↓

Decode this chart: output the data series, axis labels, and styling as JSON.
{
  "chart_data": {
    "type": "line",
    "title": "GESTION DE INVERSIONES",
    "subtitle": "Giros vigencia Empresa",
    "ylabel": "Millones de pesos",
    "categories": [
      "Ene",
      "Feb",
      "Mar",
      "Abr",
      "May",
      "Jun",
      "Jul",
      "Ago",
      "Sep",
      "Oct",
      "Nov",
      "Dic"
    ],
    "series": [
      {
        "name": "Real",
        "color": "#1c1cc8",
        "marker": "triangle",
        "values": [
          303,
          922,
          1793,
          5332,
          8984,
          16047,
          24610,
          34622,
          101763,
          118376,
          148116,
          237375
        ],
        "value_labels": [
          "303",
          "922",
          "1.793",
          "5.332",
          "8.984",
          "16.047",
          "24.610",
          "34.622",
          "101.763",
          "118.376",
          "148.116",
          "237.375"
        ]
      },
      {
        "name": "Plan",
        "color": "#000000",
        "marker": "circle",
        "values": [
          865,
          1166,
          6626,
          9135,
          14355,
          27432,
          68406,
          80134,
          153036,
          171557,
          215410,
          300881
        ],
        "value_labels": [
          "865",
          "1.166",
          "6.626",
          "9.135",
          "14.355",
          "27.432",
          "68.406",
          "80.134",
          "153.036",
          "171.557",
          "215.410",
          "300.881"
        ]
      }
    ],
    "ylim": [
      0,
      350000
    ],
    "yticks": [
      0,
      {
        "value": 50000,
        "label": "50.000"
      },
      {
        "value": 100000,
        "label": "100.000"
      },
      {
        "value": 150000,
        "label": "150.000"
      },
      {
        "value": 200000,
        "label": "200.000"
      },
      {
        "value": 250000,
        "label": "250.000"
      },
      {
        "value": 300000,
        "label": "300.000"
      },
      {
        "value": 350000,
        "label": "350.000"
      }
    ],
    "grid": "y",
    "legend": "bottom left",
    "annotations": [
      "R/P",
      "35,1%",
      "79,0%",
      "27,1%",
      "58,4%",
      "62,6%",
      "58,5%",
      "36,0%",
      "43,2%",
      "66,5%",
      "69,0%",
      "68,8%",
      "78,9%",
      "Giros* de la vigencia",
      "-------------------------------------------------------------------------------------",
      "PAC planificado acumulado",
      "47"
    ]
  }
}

↑

THE PROBLEM - Each line above must be reproduced exactly as it stands.

WRITTEN ANSWER -
Decode this chart: output the data series, axis labels, and styling as JSON.
{
  "chart_data": {
    "type": "line",
    "title": "GESTION DE INVERSIONES",
    "subtitle": "Giros vigencia Empresa",
    "ylabel": "Millones de pesos",
    "categories": [
      "Ene",
      "Feb",
      "Mar",
      "Abr",
      "May",
      "Jun",
      "Jul",
      "Ago",
      "Sep",
      "Oct",
      "Nov",
      "Dic"
    ],
    "series": [
      {
        "name": "Real",
        "color": "#1c1cc8",
        "marker": "triangle",
        "values": [
          303,
          922,
          1793,
          5332,
          8984,
          16047,
          24610,
          34622,
          101763,
          118376,
          148116,
          237375
        ],
        "value_labels": [
          "303",
          "922",
          "1.793",
          "5.332",
          "8.984",
          "16.047",
          "24.610",
          "34.622",
          "101.763",
          "118.376",
          "148.116",
          "237.375"
        ]
      },
      {
        "name": "Plan",
        "color": "#000000",
        "marker": "circle",
        "values": [
          865,
          1166,
          6626,
          9135,
          14355,
          27432,
          68406,
          80134,
          153036,
          171557,
          215410,
          300881
        ],
        "value_labels": [
          "865",
          "1.166",
          "6.626",
          "9.135",
          "14.355",
          "27.432",
          "68.406",
          "80.134",
          "153.036",
          "171.557",
          "215.410",
          "300.881"
        ]
      }
    ],
    "ylim": [
      0,
      350000
    ],
    "yticks": [
      0,
      {
        "value": 50000,
        "label": "50.000"
      },
      {
        "value": 100000,
        "label": "100.000"
      },
      {
        "value": 150000,
        "label": "150.000"
      },
      {
        "value": 200000,
        "label": "200.000"
      },
      {
        "value": 250000,
        "label": "250.000"
      },
      {
        "value": 300000,
        "label": "300.000"
      },
      {
        "value": 350000,
        "label": "350.000"
      }
    ],
    "grid": "y",
    "legend": "bottom left",
    "annotations": [
      "R/P",
      "35,1%",
      "79,0%",
      "27,1%",
      "58,4%",
      "62,6%",
      "58,5%",
      "36,0%",
      "43,2%",
      "66,5%",
      "69,0%",
      "68,8%",
      "78,9%",
      "Giros* de la vigencia",
      "-------------------------------------------------------------------------------------",
      "PAC planificado acumulado",
      "47"
    ]
  }
}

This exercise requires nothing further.